From the co-creator and executive producer of the television show Cold Case Files, a fast-paced, stylish murder mystery featuring a tough-talking Irish cop turned private investigator who does for the city of Chicago what Elmore Leonard did for Detroit and Raymond Chandler did for Los Angeles.
Chicago private investigator Michael Kelly is hired by his former partner, John Gibbons, to help solve an eight-year-old rape and battery case, a case it turns out his old friend was once ordered to forget. When Gibbons turns up dead on Navy Pier, Kelly enlists a team of his savviest colleagues to connect the dots between the recent murder and the cold case it revived: Diane Lindsay, a television reporter whose relationship with Kelly is not strictly professional; his best friend from childhood, Nicole Andrews, a forensic DNA expert; Nicoles boyfriend, Vince Rodriguez, a detective with a special interest in rape cases; and Bennett Davis from the DAs office, a friend since Kellys days on the force. To close the case, Kelly will have to face the mob, a serial killer, his own double-crossing friends, and the mean streets of the city he loves.
Ferociously plotted and crackling with wit, The Chicago Way is first-rate suspense steeped in the glorious, gritty atmosphere of a great city: a marvelous debut.
BOOK REVIEWS
Media Reviews
"Starred Review. Bringing Chicago to life so skillfully that the reader can almost hear the El train in the distance, Harvey is poised to take the crime-writing world by storm." - Publishers Weekly.
"It's a twisty page-turner (and Chicagoans will enjoy seeing the Lincoln Park and Wrigleyville neighborhoods cast as mean streets), but if Harvey had chosen either a lighter plot or darker prose, the book could have been much better." - Booklist.
"Despite a certain lack of originality in the serial killer, who resembles notorious murderer John Wayne Gacy, this is recommended for all public libraries." - Library Journal.
"If you can shrug off the mannered narration, ex-TV producer Harvey ends up delivering the goods." - Kirkus Reviews.
"It is a measure of the ambition of Michael Harvey's first novel, The Chicago Way, that we start it thinking about Dashiell Hammett and end it pondering Aeschylus With its fast pace, sharp dialogue, vivid characters and horrific crimes, The Chicago Way is hugely readable, even though we remain baffled about what's happening. The plot stays several jumps ahead of us; only at the end, after some startling leaps, do we see how the pieces fit together." - The Washington Post.

Dataset entries:
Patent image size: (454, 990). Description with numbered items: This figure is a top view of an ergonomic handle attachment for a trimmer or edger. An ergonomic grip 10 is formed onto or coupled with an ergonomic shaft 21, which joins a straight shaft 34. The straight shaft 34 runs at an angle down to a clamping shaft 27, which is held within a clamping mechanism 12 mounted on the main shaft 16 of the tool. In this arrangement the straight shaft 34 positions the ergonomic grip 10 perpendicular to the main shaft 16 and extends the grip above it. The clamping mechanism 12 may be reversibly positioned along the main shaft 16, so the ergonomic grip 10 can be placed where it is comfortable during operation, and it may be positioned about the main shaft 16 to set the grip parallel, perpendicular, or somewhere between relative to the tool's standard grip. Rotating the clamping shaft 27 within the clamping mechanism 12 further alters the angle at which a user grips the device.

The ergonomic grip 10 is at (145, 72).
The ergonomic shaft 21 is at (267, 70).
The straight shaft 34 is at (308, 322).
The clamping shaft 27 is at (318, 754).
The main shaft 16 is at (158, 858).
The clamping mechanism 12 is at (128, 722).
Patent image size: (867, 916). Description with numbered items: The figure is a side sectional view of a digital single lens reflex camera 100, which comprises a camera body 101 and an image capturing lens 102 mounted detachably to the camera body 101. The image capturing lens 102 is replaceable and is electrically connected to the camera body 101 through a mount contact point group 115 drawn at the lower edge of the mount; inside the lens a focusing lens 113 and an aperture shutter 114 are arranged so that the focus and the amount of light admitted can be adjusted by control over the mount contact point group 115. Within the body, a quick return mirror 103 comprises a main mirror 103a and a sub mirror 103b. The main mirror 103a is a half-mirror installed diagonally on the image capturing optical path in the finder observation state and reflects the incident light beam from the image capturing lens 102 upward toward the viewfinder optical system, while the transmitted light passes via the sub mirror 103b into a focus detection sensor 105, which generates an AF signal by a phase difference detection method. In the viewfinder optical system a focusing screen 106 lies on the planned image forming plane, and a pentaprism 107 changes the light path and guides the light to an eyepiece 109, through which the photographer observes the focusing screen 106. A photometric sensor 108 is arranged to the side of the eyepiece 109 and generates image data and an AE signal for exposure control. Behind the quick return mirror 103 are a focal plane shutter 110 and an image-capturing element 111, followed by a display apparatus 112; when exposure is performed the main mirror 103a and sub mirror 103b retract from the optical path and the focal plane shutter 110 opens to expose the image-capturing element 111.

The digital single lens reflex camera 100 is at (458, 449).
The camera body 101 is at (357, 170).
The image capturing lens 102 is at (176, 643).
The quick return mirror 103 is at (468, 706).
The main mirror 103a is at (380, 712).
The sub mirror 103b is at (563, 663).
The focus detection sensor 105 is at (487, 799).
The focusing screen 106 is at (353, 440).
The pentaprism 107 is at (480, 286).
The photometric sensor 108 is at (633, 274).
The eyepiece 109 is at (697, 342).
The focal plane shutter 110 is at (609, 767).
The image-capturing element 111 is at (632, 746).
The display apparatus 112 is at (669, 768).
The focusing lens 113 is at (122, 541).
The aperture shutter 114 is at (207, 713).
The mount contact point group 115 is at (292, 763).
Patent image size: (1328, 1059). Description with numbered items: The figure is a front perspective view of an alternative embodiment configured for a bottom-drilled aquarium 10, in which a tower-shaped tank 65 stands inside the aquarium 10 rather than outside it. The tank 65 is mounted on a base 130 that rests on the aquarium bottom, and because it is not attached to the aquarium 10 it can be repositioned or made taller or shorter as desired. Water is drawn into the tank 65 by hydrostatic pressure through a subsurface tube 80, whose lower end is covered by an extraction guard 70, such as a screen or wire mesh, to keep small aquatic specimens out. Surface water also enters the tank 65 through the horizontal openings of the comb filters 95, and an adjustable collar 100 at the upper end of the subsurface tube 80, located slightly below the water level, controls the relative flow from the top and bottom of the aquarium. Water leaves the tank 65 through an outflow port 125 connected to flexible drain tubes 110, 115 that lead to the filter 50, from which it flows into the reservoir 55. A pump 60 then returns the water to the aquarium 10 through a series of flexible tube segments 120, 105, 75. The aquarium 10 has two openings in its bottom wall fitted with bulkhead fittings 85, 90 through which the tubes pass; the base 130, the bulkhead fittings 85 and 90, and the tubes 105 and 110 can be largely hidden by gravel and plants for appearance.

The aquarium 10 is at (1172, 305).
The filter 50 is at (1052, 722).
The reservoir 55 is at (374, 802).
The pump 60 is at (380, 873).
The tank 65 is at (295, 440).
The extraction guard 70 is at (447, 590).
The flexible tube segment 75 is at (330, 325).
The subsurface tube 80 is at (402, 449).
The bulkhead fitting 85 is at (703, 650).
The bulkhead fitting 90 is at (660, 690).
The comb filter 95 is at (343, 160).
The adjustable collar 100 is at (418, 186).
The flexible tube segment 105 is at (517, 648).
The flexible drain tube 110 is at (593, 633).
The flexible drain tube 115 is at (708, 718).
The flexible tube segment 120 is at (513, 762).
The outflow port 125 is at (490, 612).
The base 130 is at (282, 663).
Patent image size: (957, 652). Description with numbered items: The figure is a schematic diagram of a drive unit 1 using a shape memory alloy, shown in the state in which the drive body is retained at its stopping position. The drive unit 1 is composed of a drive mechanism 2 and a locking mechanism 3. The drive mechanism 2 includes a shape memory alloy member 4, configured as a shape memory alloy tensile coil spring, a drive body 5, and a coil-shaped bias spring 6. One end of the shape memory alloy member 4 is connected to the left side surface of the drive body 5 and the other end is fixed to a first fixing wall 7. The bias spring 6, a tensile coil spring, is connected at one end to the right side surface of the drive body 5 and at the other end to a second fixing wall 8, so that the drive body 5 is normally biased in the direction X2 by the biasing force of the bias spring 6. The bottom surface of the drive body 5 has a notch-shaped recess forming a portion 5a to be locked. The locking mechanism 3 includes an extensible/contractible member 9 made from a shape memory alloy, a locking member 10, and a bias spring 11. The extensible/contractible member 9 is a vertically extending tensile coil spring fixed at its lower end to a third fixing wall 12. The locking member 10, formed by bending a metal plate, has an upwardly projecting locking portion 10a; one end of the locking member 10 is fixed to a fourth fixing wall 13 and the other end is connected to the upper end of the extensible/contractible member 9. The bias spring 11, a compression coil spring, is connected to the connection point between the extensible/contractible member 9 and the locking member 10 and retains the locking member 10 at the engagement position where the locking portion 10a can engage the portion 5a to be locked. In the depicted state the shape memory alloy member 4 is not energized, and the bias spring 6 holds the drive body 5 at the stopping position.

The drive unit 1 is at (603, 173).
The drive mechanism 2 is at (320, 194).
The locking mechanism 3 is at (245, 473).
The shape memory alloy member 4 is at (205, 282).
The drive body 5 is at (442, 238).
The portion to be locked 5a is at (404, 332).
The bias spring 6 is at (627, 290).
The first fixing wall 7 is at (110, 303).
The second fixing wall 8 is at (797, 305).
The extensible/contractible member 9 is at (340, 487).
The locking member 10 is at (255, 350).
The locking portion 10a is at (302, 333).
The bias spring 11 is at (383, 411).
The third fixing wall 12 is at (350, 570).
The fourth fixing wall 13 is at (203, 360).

▶ _TASK INSTRUCTIONS_:
Rewrite the book description from "Ferociously plotted and" through "a marvelous debut.", putting "remarkable" in place of "marvelous".

▶ _REPLY TO THE TASK_:
Ferociously plotted and crackling with wit, The Chicago Way is first-rate suspense steeped in the glorious, gritty atmosphere of a great city: a remarkable debut.